> **Task to carry out**
Find the lines of data that contain the string "работника", then list them.

> **Data listing**
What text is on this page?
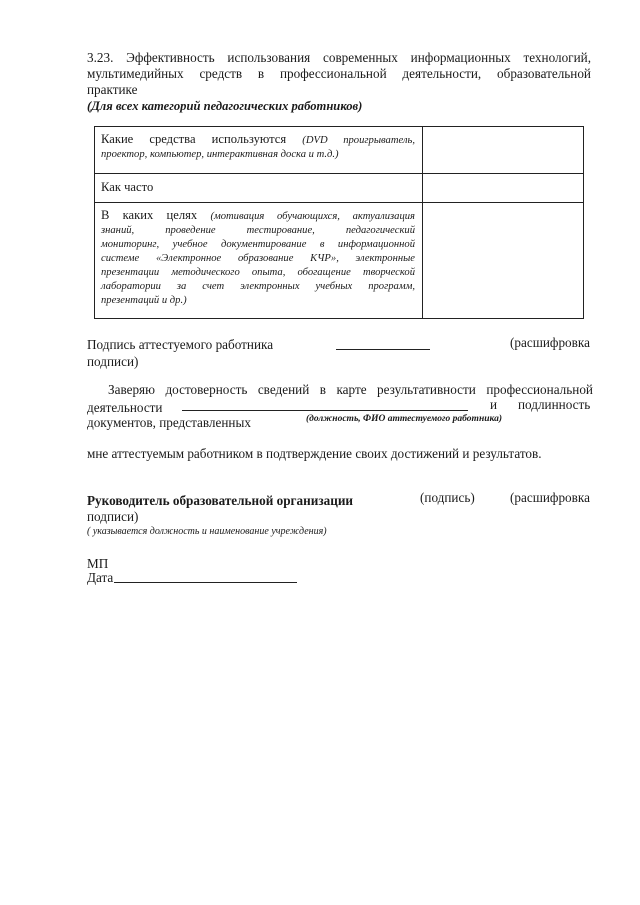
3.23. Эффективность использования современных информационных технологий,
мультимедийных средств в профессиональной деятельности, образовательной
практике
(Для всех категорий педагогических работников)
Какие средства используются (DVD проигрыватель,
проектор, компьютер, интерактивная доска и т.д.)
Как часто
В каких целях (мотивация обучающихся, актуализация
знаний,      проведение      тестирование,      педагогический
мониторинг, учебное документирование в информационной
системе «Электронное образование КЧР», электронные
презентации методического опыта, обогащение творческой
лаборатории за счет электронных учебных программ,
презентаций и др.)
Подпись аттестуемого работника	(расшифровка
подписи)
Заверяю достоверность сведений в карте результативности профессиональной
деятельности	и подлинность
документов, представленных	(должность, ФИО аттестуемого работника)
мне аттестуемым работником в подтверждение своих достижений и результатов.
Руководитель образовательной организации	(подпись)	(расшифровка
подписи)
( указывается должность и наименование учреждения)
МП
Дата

...

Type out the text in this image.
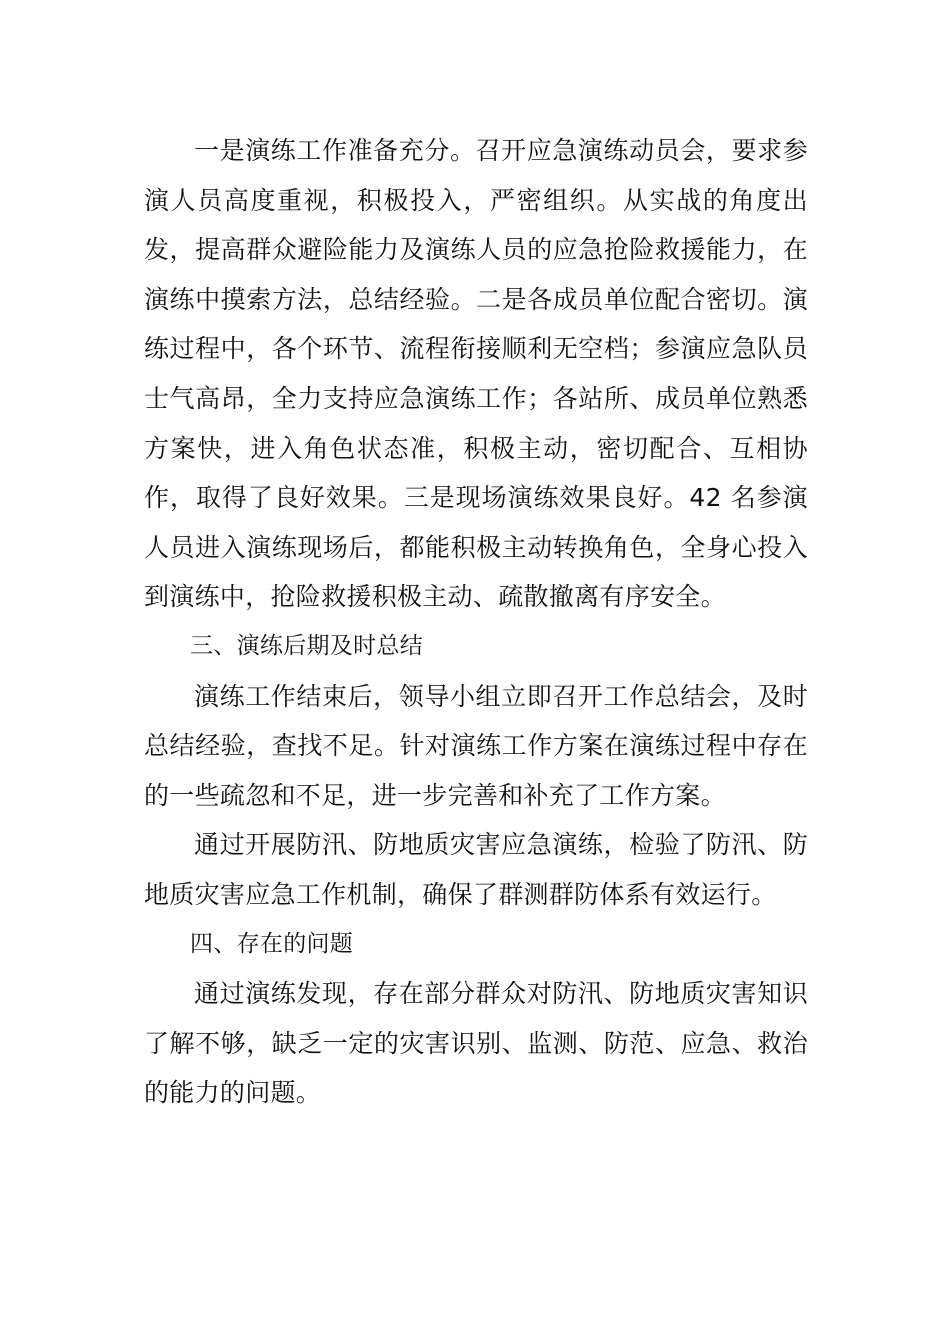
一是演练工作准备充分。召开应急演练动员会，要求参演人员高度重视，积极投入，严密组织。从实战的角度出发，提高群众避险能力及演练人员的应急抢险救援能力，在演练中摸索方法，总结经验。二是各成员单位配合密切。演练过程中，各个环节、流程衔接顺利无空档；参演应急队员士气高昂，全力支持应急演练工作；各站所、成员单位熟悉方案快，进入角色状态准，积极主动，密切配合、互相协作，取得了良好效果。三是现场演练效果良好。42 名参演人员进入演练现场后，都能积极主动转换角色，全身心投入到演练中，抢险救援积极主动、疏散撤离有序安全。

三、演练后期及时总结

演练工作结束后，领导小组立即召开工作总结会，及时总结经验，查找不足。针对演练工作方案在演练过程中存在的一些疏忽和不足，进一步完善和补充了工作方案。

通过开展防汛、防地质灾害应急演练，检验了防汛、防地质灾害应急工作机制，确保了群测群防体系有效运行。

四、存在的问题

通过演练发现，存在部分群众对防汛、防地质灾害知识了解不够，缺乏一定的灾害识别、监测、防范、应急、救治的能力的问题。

> **Result of the exercise**
Подпись аттестуемого работника	(расшифровка
документов, представленных	(должность, ФИО аттестуемого работника)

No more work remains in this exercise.